Records shown
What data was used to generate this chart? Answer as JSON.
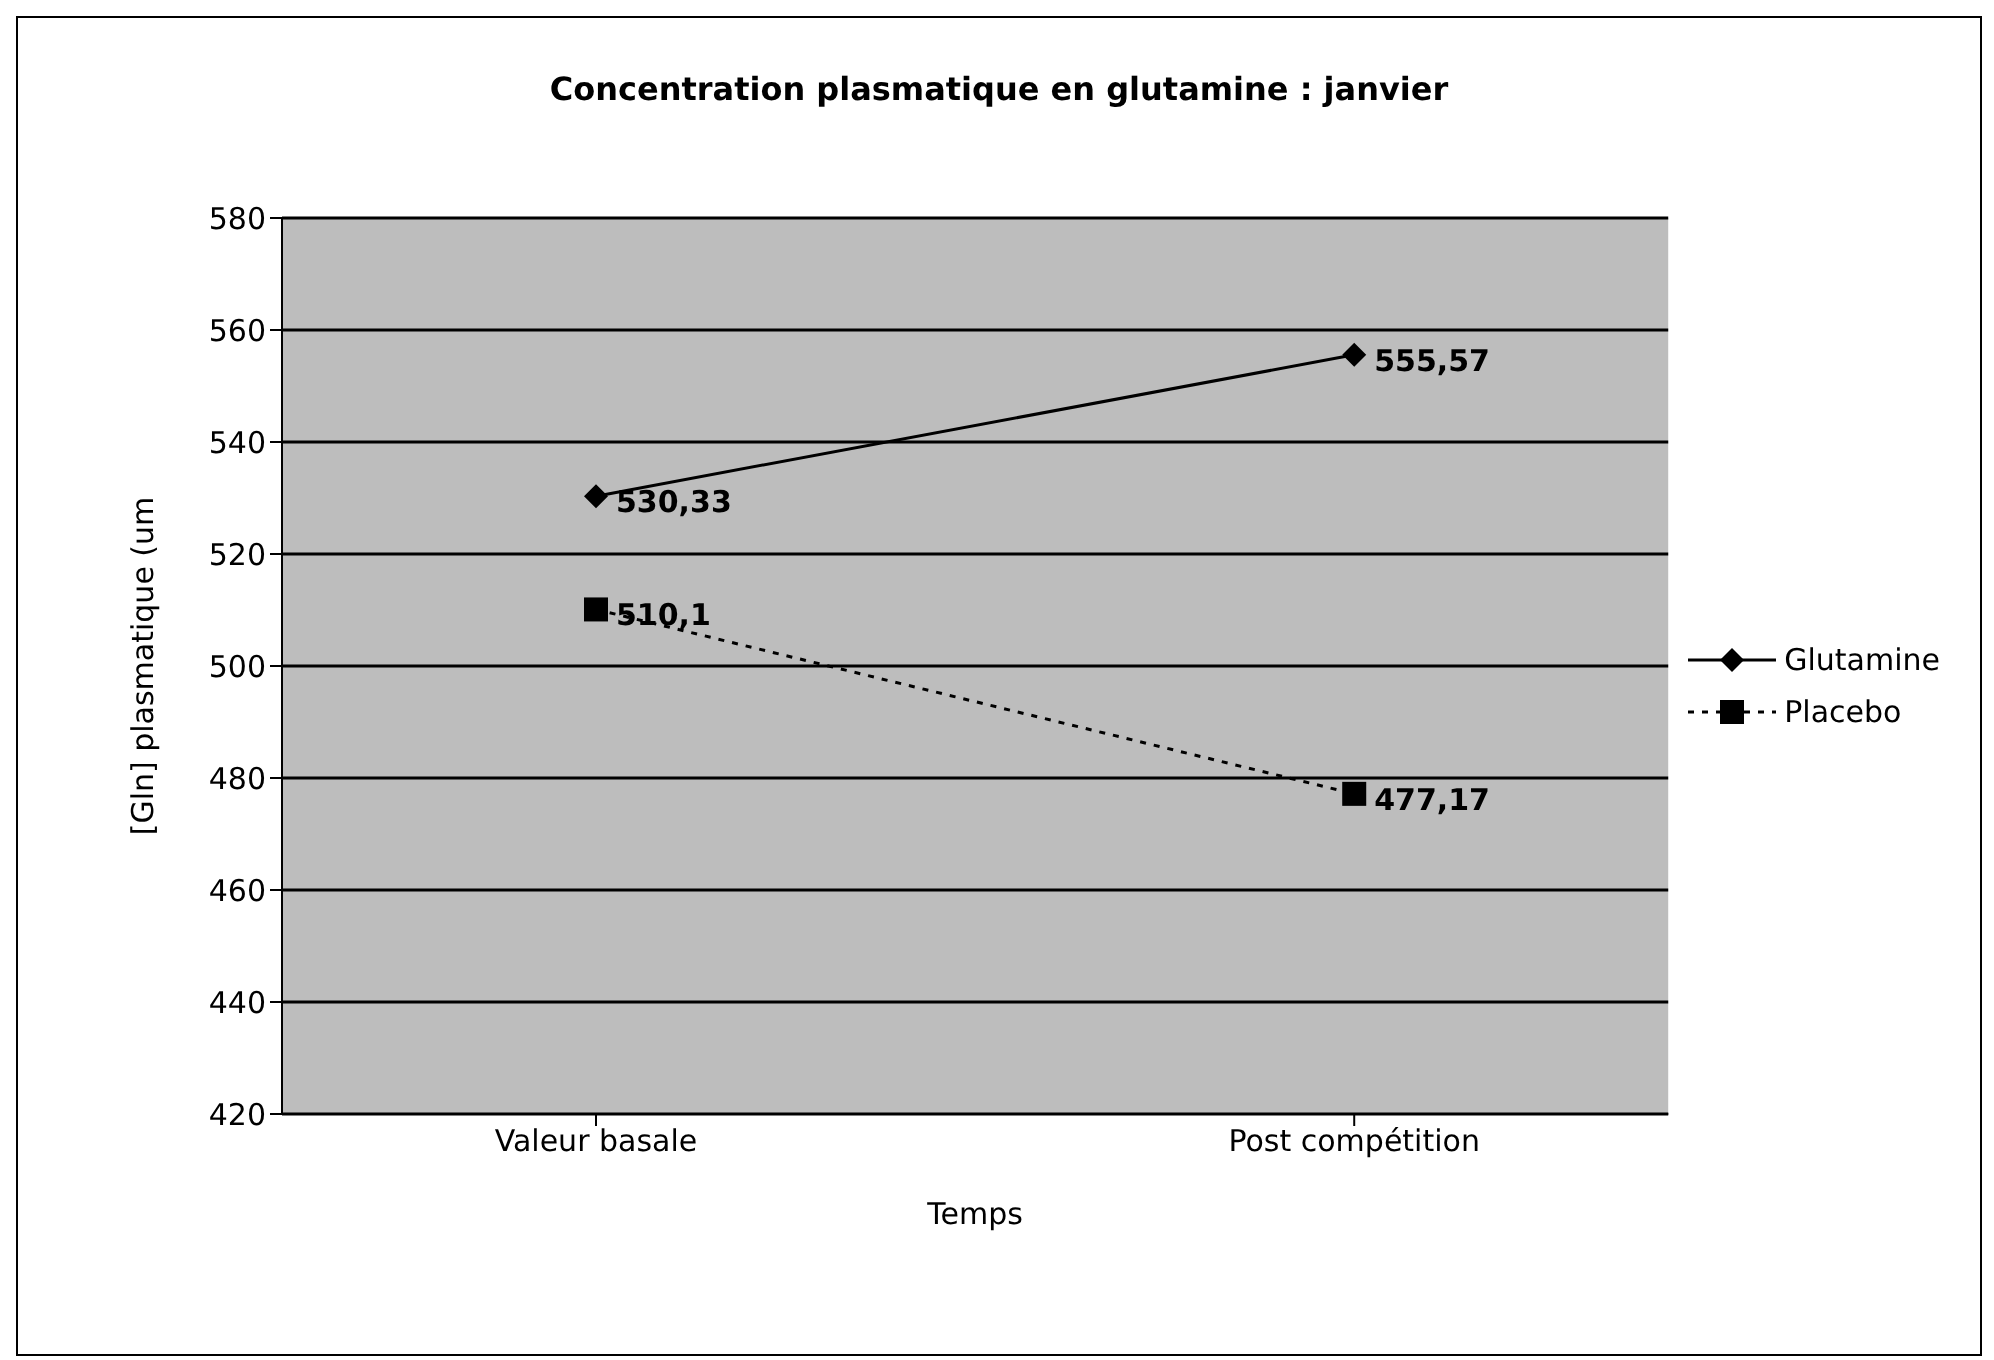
{
  "chart_data": {
    "type": "line",
    "title": "Concentration plasmatique en glutamine : janvier",
    "xlabel": "Temps",
    "ylabel": "[Gln] plasmatique (um",
    "categories": [
      "Valeur basale",
      "Post compétition"
    ],
    "series": [
      {
        "name": "Glutamine",
        "color": "#000000",
        "values": [
          530.33,
          555.57
        ],
        "marker": "diamond",
        "line_style": "solid",
        "value_labels": [
          "530,33",
          "555,57"
        ]
      },
      {
        "name": "Placebo",
        "color": "#000000",
        "values": [
          510.1,
          477.17
        ],
        "marker": "square",
        "line_style": "dotted",
        "value_labels": [
          "510,1",
          "477,17"
        ]
      }
    ],
    "ylim": [
      420,
      580
    ],
    "yticks": [
      420,
      440,
      460,
      480,
      500,
      520,
      540,
      560,
      580
    ],
    "grid": "y",
    "legend": "right"
  }
}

What the task requires
Set down all the data again exactly as above, pictures excluded.

Written answer
What data was used to generate this chart? Answer as JSON.
{
  "chart_data": {
    "type": "line",
    "title": "Concentration plasmatique en glutamine : janvier",
    "xlabel": "Temps",
    "ylabel": "[Gln] plasmatique (um",
    "categories": [
      "Valeur basale",
      "Post compétition"
    ],
    "series": [
      {
        "name": "Glutamine",
        "color": "#000000",
        "values": [
          530.33,
          555.57
        ],
        "marker": "diamond",
        "line_style": "solid",
        "value_labels": [
          "530,33",
          "555,57"
        ]
      },
      {
        "name": "Placebo",
        "color": "#000000",
        "values": [
          510.1,
          477.17
        ],
        "marker": "square",
        "line_style": "dotted",
        "value_labels": [
          "510,1",
          "477,17"
        ]
      }
    ],
    "ylim": [
      420,
      580
    ],
    "yticks": [
      420,
      440,
      460,
      480,
      500,
      520,
      540,
      560,
      580
    ],
    "grid": "y",
    "legend": "right"
  }
}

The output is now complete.